-- start DATA ROWS --
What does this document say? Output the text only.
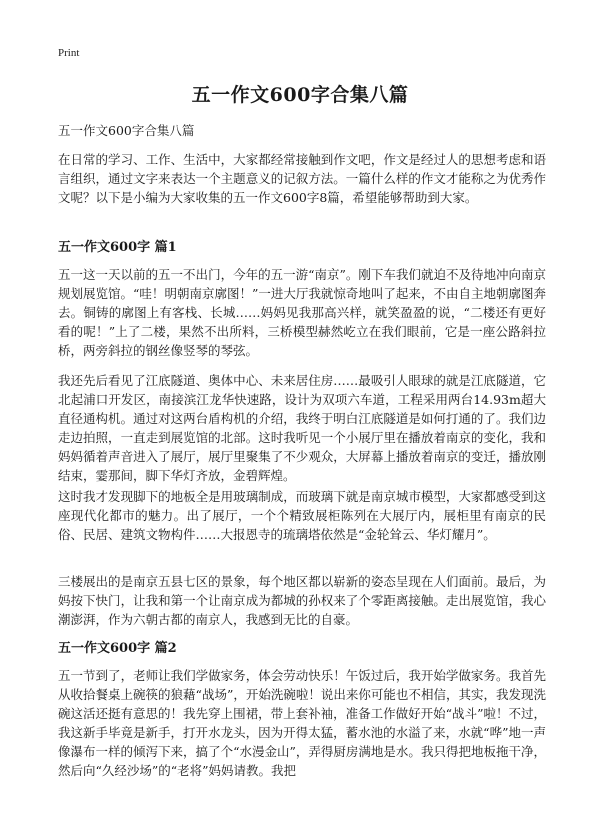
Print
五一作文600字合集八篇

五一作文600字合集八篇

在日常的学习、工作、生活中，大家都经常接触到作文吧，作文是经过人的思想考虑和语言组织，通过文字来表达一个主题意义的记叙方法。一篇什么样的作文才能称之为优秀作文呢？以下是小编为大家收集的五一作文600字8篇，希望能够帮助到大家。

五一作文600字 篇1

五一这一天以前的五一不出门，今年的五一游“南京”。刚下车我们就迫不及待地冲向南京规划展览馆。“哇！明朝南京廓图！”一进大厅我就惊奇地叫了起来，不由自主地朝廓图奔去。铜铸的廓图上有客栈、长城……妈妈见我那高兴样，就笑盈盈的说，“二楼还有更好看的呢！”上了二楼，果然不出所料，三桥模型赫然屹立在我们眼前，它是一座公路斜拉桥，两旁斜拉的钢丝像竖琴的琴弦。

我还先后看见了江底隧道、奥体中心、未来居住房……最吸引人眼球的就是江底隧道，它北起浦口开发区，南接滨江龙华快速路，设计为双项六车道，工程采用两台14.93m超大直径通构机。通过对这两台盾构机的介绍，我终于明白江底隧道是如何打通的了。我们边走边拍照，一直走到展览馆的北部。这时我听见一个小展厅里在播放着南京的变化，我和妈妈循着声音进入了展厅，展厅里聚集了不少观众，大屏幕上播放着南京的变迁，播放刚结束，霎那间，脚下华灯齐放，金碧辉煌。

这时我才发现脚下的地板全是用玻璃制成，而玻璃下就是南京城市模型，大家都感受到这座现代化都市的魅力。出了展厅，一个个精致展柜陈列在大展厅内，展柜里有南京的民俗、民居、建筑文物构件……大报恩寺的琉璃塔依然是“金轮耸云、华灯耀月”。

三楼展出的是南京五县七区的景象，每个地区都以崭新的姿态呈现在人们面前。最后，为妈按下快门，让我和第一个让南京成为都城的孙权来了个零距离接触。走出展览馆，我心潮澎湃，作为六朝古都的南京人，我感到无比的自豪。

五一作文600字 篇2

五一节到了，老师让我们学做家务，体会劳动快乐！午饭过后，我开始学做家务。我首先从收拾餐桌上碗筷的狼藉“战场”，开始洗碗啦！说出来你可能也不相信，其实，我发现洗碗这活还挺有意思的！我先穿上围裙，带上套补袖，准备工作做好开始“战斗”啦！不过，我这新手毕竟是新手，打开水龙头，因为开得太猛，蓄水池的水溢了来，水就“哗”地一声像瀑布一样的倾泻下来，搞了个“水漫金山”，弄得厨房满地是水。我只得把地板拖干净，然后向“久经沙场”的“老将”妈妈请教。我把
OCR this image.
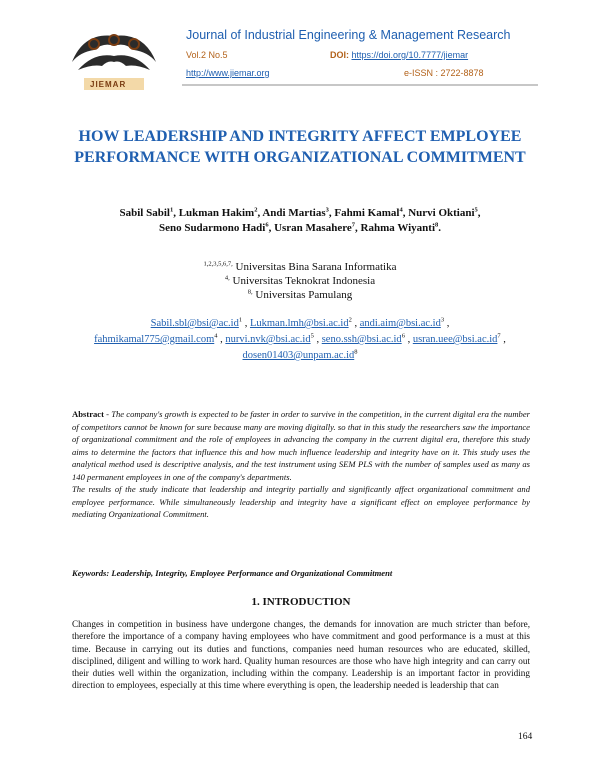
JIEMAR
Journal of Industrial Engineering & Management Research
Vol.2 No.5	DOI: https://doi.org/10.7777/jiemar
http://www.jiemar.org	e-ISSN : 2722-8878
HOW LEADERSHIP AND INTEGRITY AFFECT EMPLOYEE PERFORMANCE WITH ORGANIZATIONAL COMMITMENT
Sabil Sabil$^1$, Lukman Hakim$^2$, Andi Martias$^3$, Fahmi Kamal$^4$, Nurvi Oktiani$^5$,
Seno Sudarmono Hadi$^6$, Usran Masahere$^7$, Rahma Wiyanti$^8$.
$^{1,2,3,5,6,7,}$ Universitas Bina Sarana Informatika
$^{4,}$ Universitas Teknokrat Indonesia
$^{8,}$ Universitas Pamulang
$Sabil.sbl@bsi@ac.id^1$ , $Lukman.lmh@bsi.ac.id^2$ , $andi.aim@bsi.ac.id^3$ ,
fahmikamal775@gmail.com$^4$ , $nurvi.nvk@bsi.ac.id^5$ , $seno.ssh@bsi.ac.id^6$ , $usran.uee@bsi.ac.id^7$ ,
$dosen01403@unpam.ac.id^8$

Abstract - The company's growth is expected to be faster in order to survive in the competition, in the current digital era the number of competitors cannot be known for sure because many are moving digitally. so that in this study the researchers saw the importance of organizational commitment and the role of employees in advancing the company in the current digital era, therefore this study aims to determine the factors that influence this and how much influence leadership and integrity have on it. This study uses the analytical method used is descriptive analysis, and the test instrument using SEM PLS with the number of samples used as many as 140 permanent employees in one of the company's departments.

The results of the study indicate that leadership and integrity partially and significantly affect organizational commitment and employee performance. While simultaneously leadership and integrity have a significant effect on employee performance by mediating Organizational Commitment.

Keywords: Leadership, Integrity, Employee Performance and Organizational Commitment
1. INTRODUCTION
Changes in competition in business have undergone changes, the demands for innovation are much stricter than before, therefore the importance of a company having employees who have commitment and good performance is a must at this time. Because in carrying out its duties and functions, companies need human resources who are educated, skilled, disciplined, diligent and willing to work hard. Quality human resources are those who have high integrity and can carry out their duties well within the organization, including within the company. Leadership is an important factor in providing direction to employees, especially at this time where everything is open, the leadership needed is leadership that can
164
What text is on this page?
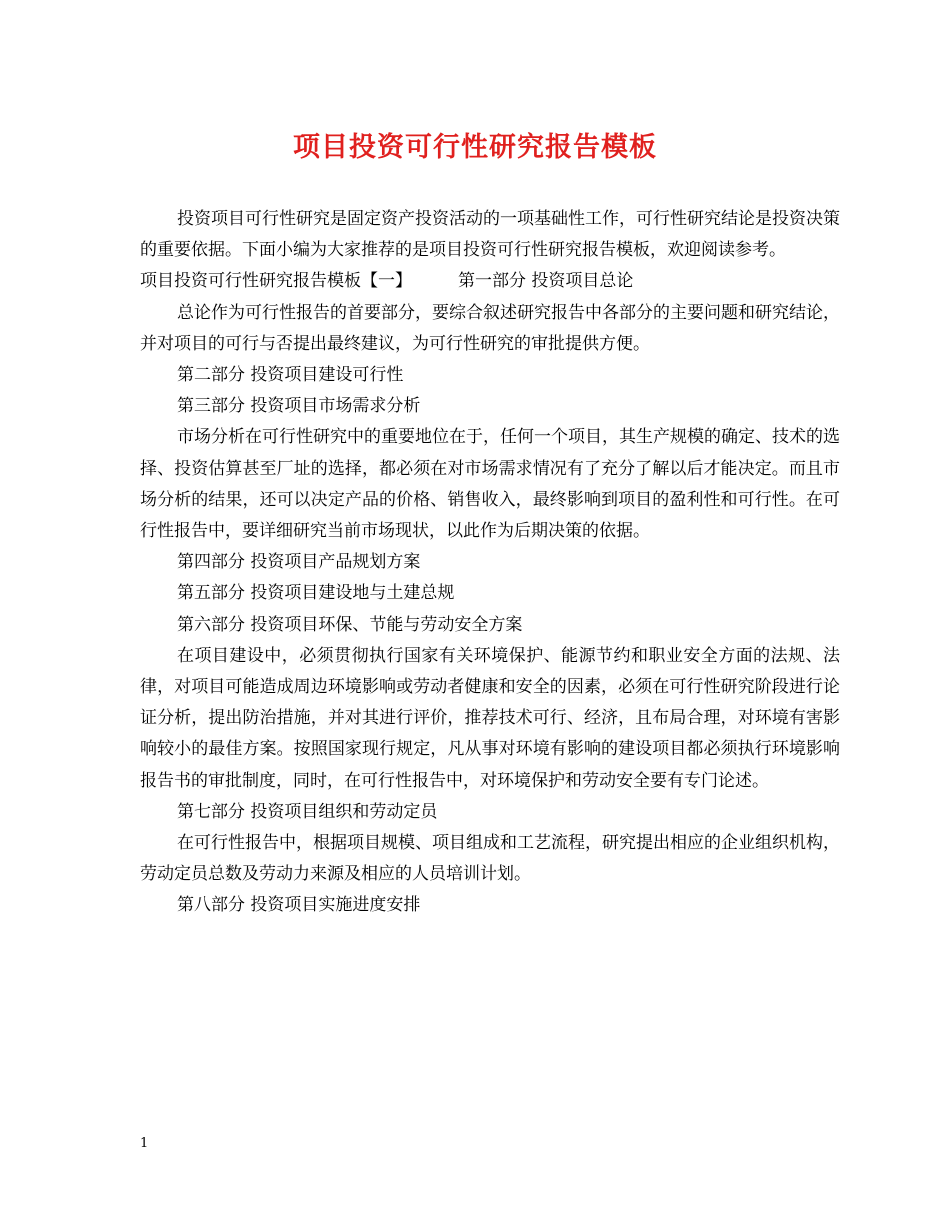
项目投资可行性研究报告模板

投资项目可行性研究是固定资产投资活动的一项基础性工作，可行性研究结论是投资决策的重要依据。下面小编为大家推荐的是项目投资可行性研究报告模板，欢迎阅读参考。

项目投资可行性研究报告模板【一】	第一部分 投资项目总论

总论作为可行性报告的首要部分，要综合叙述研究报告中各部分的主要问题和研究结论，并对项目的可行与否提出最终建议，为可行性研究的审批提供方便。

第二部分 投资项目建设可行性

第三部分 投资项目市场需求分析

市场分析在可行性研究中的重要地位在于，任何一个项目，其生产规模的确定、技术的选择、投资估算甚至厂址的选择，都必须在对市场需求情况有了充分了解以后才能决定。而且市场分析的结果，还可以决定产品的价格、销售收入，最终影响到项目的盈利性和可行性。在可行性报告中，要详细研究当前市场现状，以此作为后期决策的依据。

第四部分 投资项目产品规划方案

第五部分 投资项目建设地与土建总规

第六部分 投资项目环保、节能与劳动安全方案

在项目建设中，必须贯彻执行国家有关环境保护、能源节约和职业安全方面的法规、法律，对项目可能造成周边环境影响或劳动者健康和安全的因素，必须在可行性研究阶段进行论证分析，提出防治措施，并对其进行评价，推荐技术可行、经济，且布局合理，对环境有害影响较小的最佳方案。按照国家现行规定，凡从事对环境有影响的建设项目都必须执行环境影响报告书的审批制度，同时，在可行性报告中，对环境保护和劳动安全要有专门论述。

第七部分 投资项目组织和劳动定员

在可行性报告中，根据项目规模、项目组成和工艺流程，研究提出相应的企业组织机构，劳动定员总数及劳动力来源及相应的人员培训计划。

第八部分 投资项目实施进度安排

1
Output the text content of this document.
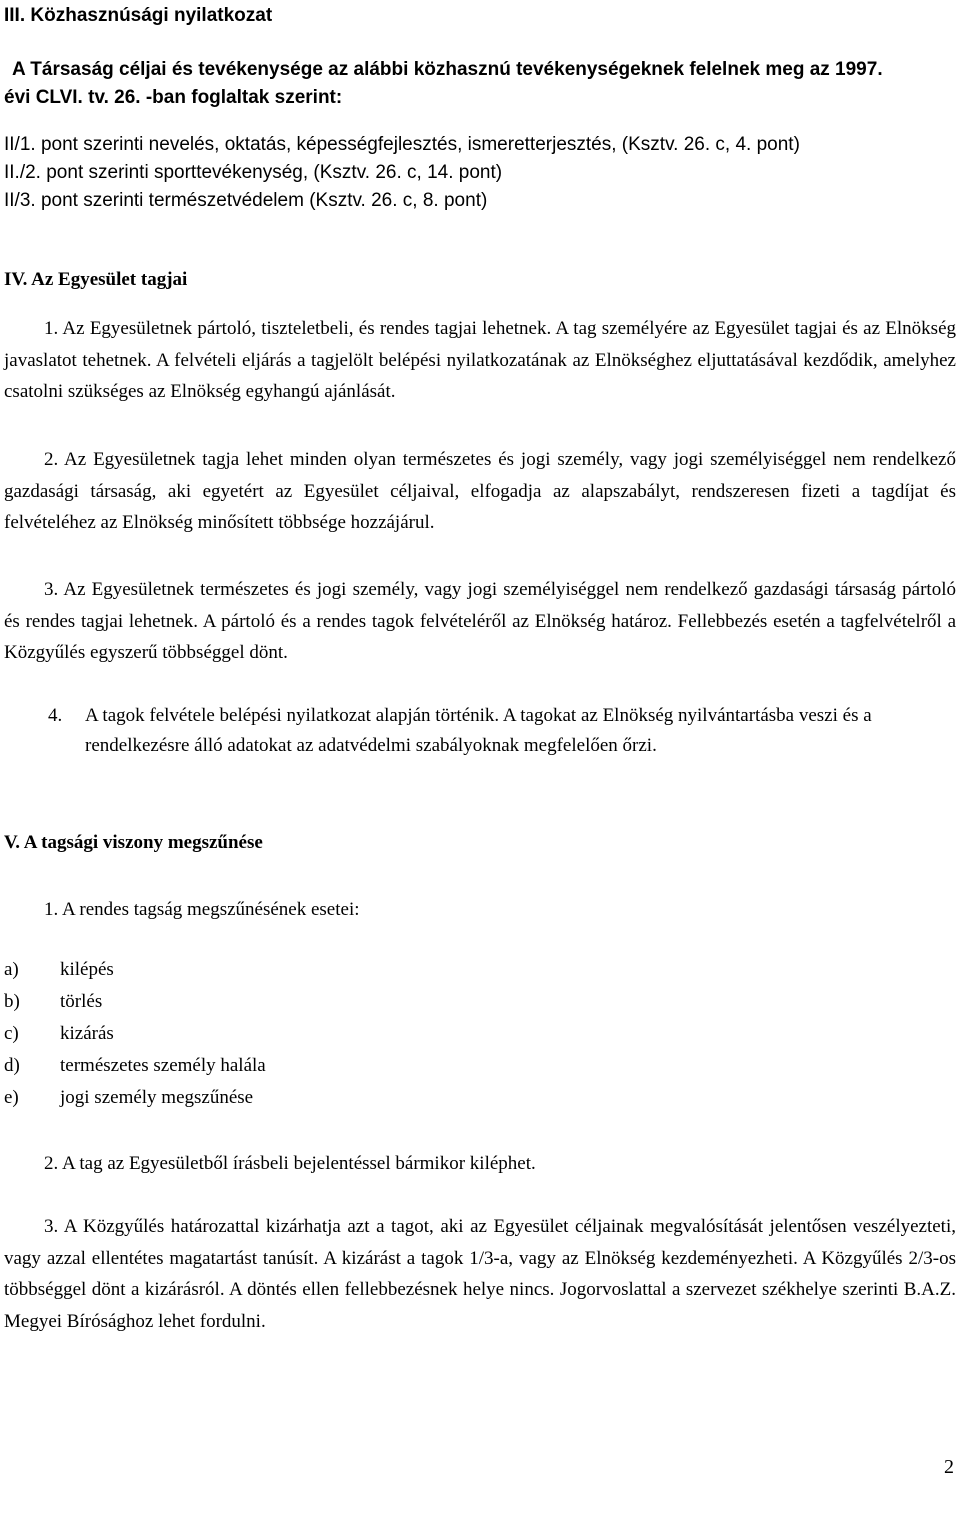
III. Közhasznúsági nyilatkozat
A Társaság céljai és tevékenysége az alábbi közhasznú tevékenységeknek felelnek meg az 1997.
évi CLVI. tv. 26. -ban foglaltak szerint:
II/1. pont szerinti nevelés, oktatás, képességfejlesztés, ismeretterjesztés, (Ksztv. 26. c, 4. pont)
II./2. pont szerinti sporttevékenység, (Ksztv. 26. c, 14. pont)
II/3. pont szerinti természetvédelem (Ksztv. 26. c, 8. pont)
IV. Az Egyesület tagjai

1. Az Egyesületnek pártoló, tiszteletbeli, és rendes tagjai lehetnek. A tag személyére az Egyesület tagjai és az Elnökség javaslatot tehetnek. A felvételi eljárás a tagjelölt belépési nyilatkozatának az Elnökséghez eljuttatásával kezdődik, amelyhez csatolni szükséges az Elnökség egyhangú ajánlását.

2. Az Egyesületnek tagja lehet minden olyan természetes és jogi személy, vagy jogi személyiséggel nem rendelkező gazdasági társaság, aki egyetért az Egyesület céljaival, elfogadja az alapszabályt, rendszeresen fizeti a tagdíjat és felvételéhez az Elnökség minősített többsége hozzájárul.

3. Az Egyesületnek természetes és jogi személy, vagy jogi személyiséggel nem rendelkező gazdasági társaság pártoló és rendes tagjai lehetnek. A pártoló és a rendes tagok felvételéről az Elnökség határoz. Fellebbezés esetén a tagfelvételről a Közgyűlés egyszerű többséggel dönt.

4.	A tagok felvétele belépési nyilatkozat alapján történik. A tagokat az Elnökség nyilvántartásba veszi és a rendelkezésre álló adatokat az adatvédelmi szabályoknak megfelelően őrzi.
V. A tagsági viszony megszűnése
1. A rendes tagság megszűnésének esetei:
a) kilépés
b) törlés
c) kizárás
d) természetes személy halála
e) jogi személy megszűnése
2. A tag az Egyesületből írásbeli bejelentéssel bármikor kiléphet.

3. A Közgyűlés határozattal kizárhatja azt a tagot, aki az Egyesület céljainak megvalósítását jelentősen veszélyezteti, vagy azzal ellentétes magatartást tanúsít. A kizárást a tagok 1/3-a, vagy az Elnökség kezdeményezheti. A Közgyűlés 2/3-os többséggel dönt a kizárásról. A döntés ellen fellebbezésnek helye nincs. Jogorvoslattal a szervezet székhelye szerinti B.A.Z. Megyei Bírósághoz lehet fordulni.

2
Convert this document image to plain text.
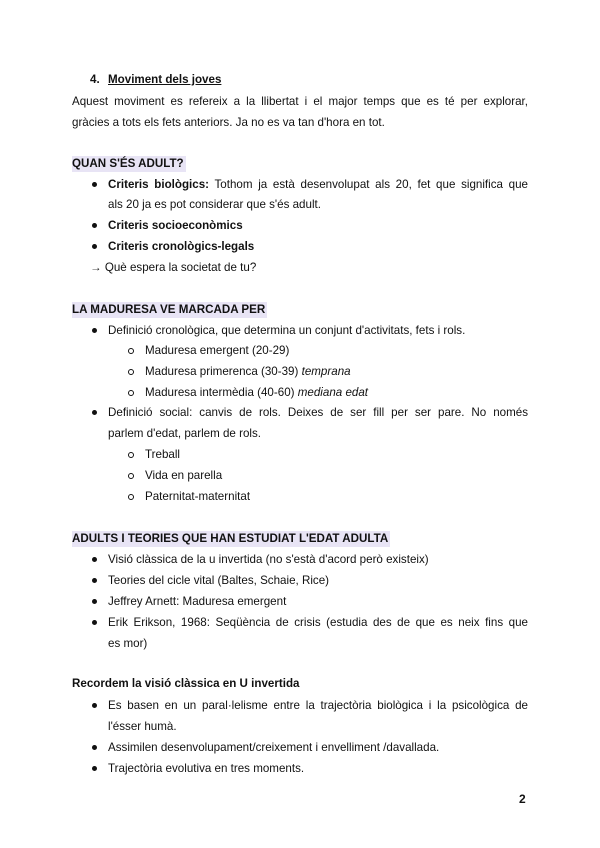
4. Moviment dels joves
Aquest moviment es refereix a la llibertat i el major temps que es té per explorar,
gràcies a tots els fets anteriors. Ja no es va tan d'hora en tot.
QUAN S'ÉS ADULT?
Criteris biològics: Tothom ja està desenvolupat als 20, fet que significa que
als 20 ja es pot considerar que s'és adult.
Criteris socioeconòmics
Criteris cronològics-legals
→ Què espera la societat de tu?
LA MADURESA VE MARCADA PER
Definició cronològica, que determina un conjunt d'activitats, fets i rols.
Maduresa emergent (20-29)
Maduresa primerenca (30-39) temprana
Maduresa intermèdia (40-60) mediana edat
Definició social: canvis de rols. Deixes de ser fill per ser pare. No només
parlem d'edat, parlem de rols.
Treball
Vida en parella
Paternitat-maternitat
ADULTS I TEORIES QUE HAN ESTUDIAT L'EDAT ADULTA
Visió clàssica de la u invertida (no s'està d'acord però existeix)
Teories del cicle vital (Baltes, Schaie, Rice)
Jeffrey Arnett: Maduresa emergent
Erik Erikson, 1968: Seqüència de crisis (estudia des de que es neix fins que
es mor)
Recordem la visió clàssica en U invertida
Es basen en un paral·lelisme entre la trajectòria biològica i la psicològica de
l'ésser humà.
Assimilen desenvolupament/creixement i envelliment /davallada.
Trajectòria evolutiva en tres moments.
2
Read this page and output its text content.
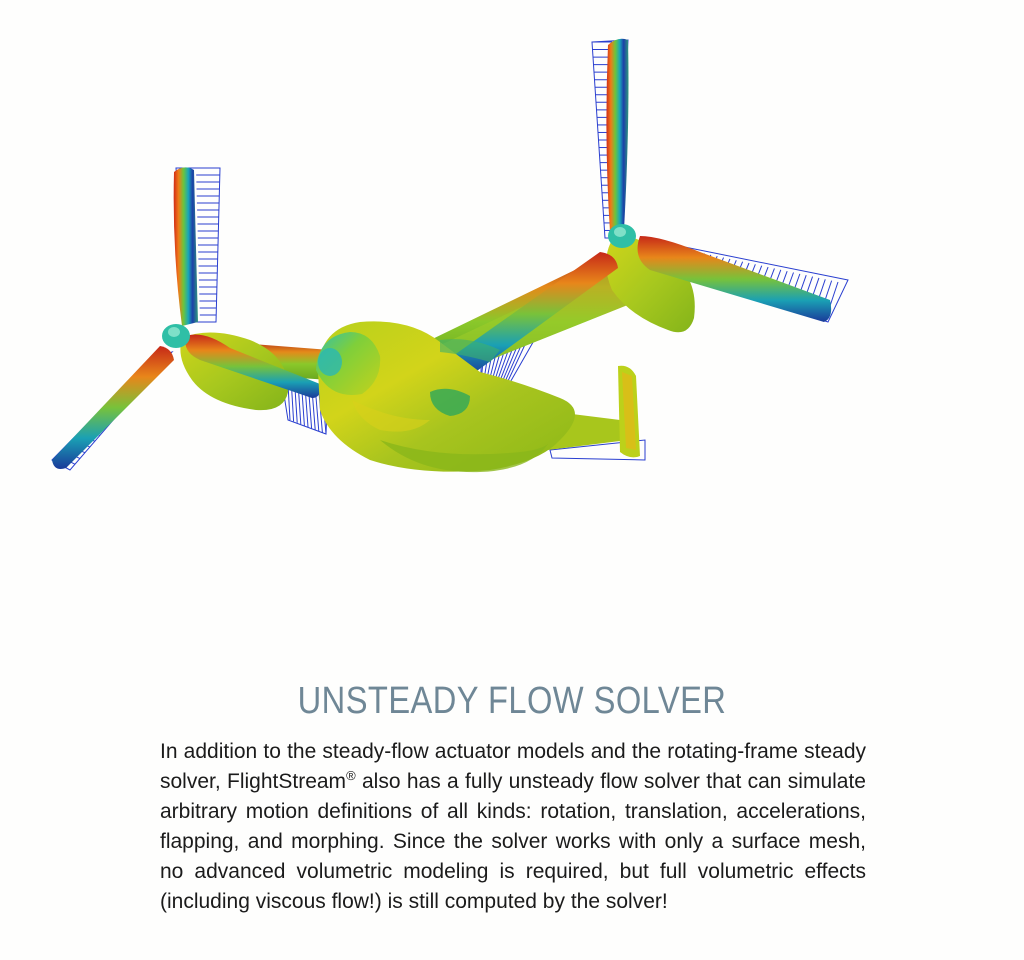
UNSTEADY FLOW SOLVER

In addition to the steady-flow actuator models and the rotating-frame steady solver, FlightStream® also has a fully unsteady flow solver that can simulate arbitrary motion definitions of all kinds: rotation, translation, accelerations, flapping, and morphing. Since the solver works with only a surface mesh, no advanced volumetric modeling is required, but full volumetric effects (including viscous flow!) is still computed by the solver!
-- end DATA ROWS --
> _GIVEN TASK_:
Copy each line above that contains the word "està".

> _PROBLEM SOLUTION_:
Criteris biològics: Tothom ja està desenvolupat als 20, fet que significa que
Visió clàssica de la u invertida (no s'està d'acord però existeix)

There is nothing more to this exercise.